Set problem ▸ Extract every line from the records below that contains the word "this".

[BEGIN Supplied data]

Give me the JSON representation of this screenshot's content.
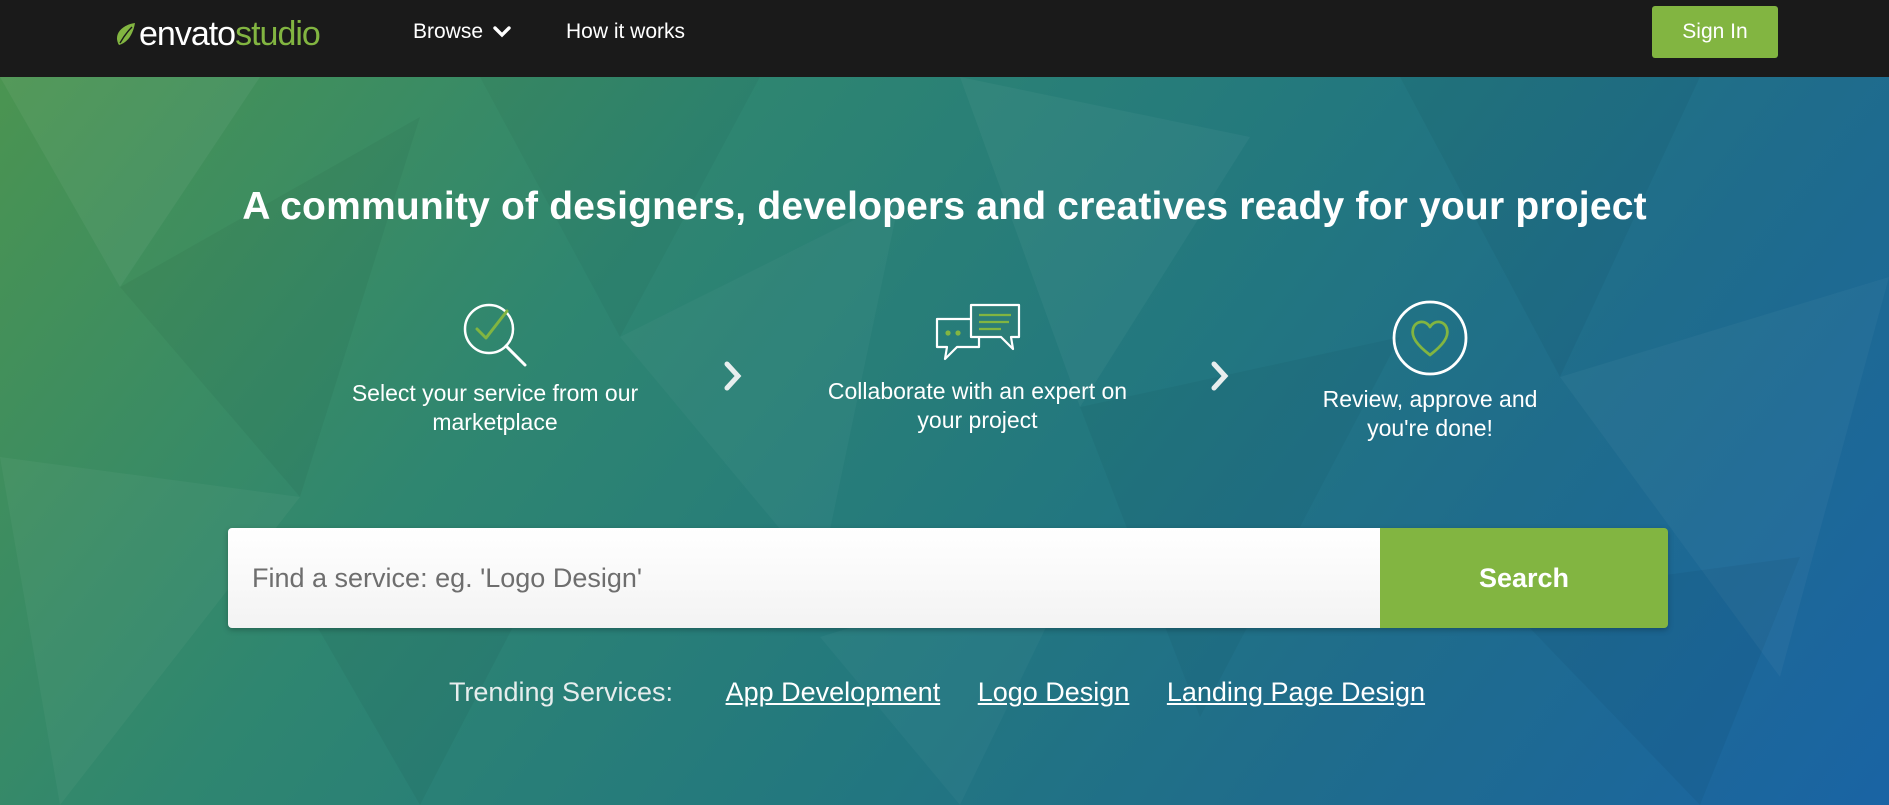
{
  "nav": {
    "logo_part1": "envato",
    "logo_part2": "studio",
    "browse_label": "Browse",
    "how_it_works_label": "How it works",
    "signin_label": "Sign In"
  },
  "hero": {
    "headline": "A community of designers, developers and creatives ready for your project",
    "steps": [
      {
        "line1": "Select your service from our",
        "line2": "marketplace",
        "icon": "search-check-icon"
      },
      {
        "line1": "Collaborate with an expert on",
        "line2": "your project",
        "icon": "chat-bubbles-icon"
      },
      {
        "line1": "Review, approve and",
        "line2": "you're done!",
        "icon": "heart-circle-icon"
      }
    ]
  },
  "search": {
    "placeholder": "Find a service: eg. 'Logo Design'",
    "button_label": "Search"
  },
  "trending": {
    "label": "Trending Services:",
    "links": [
      "App Development",
      "Logo Design",
      "Landing Page Design"
    ]
  },
  "colors": {
    "accent": "#82b541",
    "topbar": "#1a1a1a",
    "hero_start": "#4b9451",
    "hero_end": "#1a64a4"
  }
}
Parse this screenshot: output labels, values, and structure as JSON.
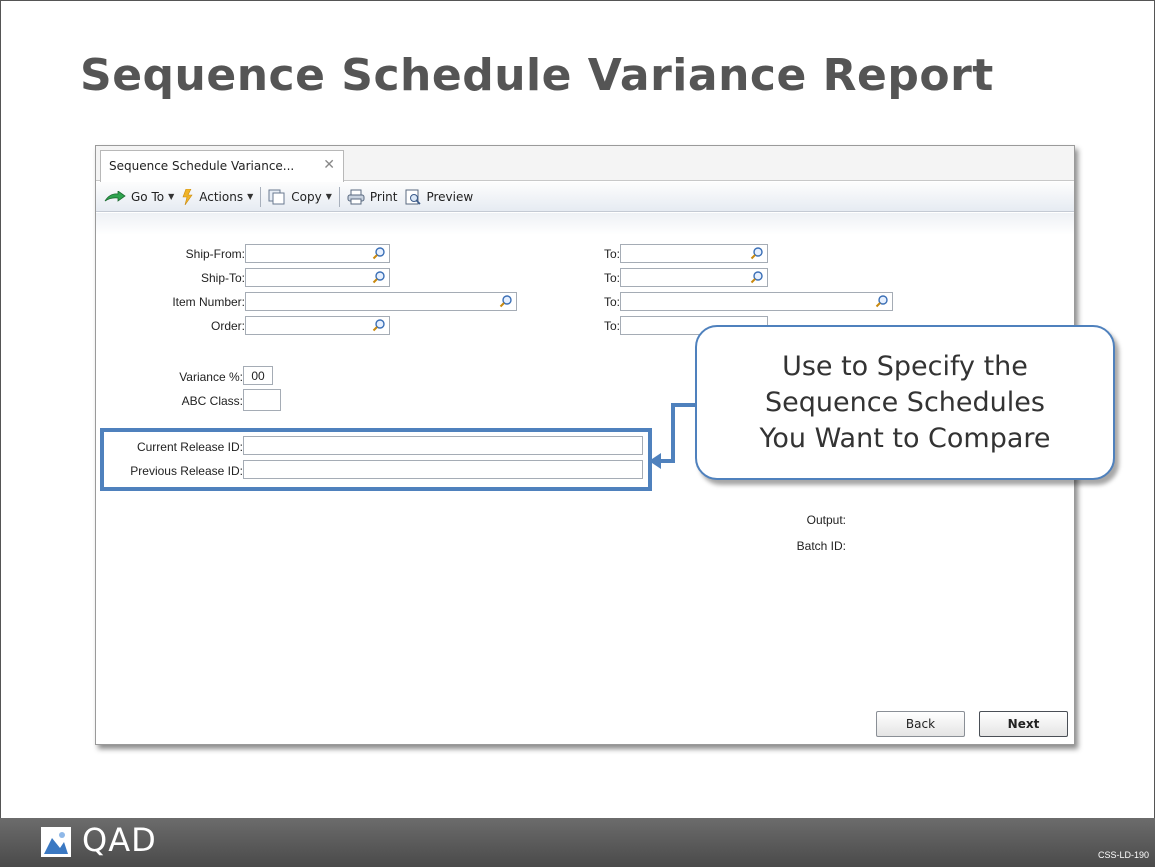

[END Supplied data]

Answer for the task ▸
Give me the JSON representation of this screenshot's content.
Parse this screenshot: output labels, values, and structure as JSON.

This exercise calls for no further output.